══ Task input

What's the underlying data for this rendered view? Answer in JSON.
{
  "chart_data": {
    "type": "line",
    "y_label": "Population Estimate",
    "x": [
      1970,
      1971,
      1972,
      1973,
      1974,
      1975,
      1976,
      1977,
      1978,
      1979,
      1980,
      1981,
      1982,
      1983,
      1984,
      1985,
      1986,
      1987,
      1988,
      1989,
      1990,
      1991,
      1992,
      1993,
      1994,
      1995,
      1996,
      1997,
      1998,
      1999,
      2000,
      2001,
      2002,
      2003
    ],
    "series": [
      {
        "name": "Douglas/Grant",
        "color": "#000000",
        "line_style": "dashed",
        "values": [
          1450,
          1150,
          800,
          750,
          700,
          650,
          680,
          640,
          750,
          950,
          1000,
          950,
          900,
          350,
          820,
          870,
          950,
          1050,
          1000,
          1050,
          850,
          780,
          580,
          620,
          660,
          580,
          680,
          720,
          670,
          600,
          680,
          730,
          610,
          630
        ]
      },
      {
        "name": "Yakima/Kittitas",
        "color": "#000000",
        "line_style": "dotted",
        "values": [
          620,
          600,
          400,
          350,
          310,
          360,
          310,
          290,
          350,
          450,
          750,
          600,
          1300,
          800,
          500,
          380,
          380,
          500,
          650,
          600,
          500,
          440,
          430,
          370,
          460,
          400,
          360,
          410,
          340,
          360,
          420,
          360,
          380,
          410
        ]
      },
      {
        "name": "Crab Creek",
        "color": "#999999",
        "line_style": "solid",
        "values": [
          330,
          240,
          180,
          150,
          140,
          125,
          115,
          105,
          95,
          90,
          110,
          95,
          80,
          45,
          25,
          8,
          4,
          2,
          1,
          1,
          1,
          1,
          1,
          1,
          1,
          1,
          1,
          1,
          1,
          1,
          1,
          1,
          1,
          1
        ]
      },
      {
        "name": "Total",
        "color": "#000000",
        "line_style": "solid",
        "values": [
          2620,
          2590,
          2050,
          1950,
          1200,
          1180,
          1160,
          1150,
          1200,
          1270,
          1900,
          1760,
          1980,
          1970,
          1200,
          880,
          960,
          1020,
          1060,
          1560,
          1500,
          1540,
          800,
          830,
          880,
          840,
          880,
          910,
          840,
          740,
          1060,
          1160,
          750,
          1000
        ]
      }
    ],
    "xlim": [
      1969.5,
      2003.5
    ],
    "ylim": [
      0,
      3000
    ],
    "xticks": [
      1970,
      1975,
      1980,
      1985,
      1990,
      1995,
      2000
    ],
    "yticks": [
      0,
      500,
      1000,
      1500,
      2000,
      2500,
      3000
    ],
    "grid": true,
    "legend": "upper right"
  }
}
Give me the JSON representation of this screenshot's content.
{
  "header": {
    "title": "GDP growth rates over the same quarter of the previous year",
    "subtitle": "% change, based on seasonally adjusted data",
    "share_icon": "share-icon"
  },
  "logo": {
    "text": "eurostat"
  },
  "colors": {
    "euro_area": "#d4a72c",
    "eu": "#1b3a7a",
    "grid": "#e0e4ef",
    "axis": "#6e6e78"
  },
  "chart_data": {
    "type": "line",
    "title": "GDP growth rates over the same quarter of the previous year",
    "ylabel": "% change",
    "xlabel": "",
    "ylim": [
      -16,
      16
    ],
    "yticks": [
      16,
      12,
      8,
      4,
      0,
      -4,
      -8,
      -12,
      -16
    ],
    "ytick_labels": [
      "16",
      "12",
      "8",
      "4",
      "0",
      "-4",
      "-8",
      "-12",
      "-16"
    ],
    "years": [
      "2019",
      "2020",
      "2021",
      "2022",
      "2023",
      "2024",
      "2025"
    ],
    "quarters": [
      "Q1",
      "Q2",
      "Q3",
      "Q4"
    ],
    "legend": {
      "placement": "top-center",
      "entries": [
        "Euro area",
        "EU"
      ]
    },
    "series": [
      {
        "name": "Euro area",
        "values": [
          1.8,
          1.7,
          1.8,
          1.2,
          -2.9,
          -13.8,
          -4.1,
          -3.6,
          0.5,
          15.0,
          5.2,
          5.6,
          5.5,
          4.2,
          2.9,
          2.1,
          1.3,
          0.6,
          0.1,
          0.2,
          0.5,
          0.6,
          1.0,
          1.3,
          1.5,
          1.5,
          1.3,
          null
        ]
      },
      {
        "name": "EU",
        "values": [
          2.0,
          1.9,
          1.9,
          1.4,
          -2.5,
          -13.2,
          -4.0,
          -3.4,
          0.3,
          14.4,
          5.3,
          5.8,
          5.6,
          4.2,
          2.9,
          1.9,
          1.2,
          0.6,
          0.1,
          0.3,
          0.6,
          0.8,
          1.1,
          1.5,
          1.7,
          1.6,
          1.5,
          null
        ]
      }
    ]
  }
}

════

Each line in the material either holds the string "JSON" or does not. State how many do, and nothing else.

* **Expected output**
2